## Aim of the exercise
Identify each line below that contains the word "ktorý", and copy it out.

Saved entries
— Begin —
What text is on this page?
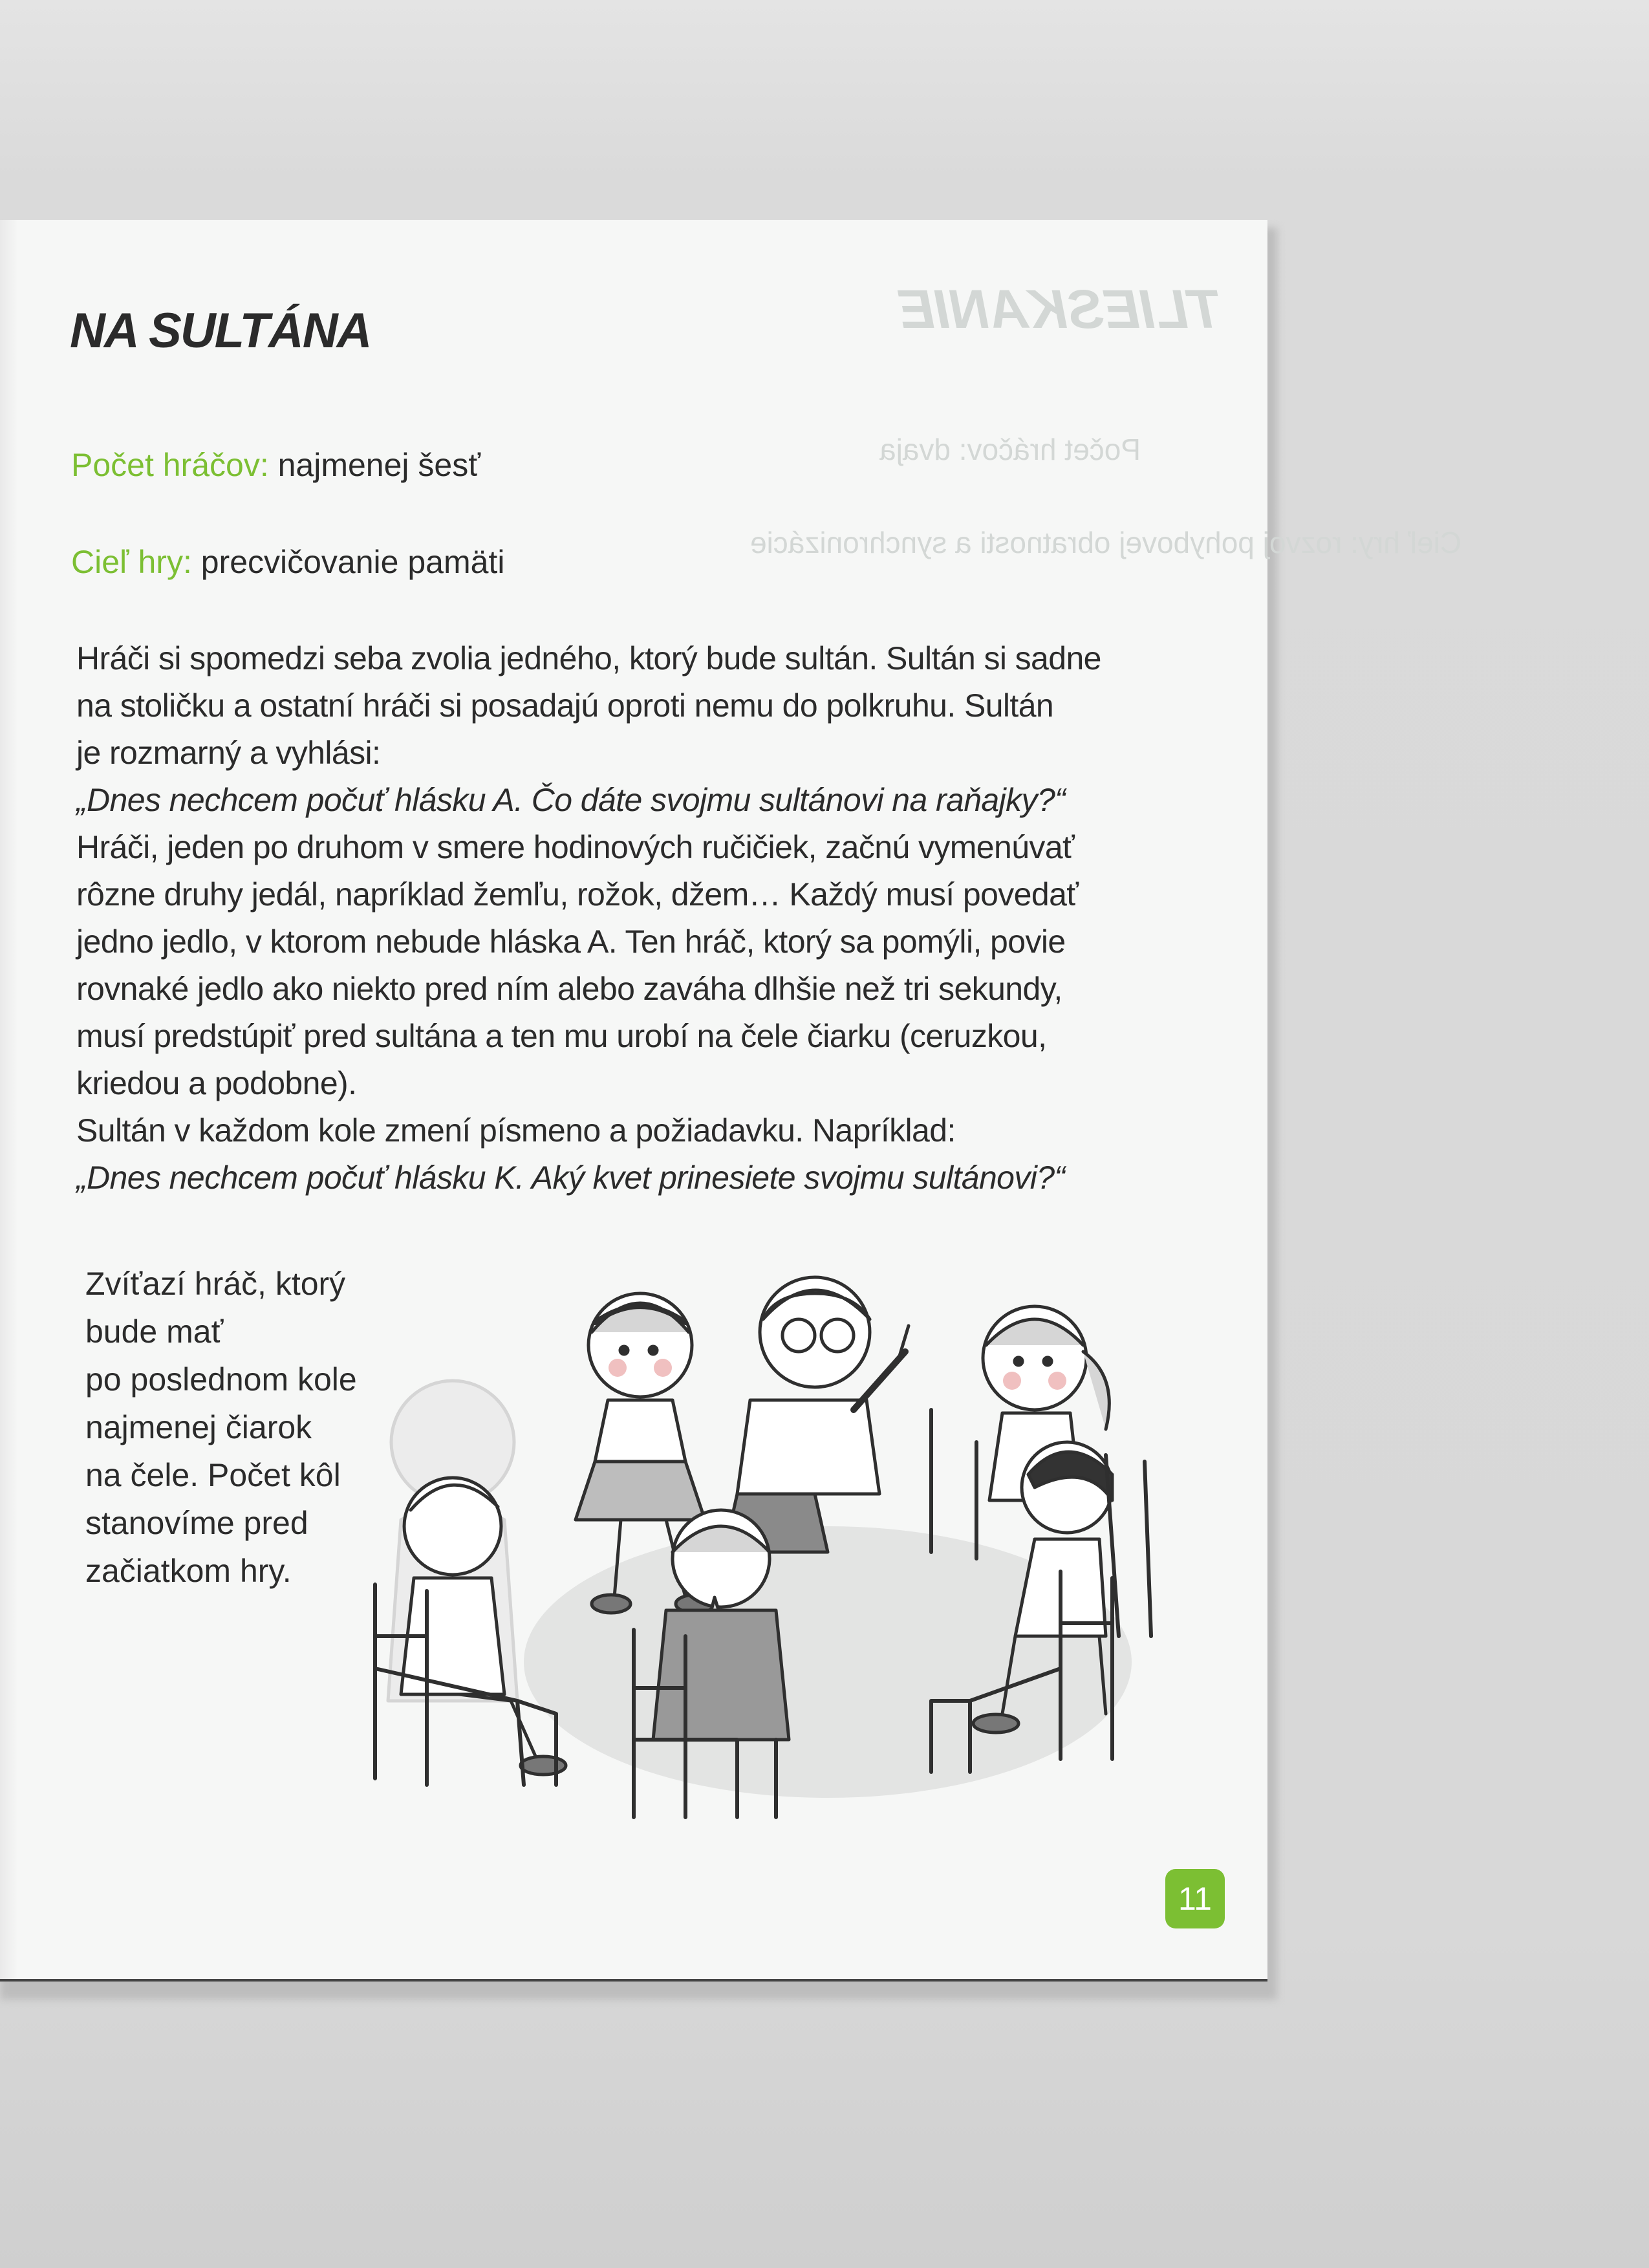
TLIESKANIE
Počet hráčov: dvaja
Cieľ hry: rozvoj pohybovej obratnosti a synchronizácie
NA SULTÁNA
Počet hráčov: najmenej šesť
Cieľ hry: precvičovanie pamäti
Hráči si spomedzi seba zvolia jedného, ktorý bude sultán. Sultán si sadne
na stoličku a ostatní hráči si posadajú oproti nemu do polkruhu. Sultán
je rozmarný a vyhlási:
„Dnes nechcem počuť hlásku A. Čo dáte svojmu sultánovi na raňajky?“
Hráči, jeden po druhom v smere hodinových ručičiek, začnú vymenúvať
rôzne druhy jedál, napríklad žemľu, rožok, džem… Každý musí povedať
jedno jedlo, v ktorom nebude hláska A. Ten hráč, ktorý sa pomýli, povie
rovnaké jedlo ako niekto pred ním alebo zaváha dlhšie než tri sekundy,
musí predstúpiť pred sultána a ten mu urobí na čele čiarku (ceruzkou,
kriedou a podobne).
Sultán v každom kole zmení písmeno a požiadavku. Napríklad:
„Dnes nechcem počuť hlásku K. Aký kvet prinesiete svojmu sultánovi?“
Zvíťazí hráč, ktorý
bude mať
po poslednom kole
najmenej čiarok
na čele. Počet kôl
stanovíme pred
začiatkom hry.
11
— End —
— Begin —
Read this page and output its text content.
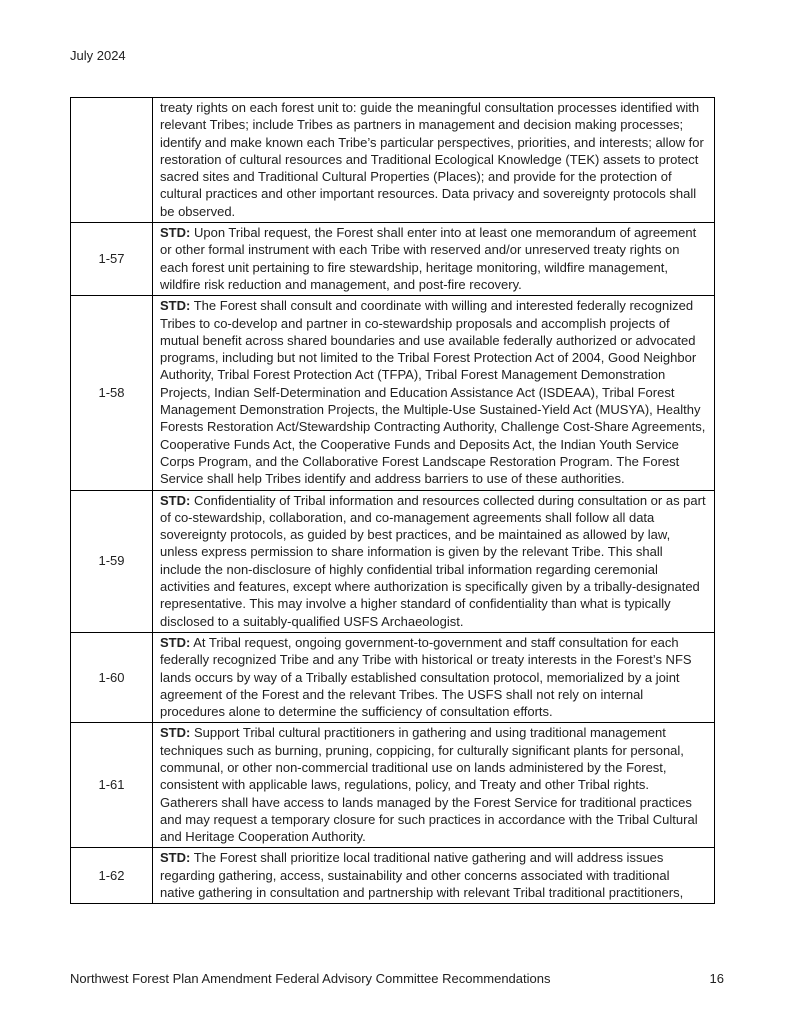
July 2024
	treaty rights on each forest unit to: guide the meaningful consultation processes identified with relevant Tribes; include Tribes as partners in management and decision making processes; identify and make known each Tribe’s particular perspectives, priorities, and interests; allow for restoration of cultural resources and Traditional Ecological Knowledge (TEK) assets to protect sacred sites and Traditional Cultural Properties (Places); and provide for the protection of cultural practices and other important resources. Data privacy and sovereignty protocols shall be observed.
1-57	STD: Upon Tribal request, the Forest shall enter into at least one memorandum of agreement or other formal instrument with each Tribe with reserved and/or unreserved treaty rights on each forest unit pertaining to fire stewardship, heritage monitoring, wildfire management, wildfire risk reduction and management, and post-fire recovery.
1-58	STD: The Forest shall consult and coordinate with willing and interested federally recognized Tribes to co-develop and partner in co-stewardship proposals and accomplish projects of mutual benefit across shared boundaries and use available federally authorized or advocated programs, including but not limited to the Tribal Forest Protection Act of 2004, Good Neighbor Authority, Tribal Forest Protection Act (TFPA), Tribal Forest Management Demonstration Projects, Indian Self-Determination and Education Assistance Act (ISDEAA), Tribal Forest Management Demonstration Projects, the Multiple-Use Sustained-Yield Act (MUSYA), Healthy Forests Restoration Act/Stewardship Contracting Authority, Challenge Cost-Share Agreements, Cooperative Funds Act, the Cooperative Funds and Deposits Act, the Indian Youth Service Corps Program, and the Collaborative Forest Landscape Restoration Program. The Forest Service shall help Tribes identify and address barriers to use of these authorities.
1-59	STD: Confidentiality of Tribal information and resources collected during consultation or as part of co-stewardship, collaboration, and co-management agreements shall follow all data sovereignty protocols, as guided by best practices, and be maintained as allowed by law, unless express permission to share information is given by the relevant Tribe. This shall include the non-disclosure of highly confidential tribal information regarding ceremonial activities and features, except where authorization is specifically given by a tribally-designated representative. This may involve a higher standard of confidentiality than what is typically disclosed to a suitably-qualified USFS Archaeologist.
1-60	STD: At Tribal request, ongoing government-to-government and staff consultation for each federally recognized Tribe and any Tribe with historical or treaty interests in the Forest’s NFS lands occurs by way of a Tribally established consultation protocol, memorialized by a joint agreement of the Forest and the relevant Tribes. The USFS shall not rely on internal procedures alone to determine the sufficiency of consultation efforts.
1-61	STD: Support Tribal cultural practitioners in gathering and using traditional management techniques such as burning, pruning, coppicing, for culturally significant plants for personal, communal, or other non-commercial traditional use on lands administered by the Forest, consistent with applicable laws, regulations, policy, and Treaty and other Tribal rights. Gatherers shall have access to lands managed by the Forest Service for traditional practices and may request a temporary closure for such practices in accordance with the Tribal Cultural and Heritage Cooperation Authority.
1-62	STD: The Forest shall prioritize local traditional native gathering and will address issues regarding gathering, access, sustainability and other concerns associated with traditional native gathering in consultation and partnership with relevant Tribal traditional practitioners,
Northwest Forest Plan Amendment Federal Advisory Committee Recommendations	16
— End —
## Full response
Hráči si spomedzi seba zvolia jedného, ktorý bude sultán. Sultán si sadne
jedno jedlo, v ktorom nebude hláska A. Ten hráč, ktorý sa pomýli, povie
Zvíťazí hráč, ktorý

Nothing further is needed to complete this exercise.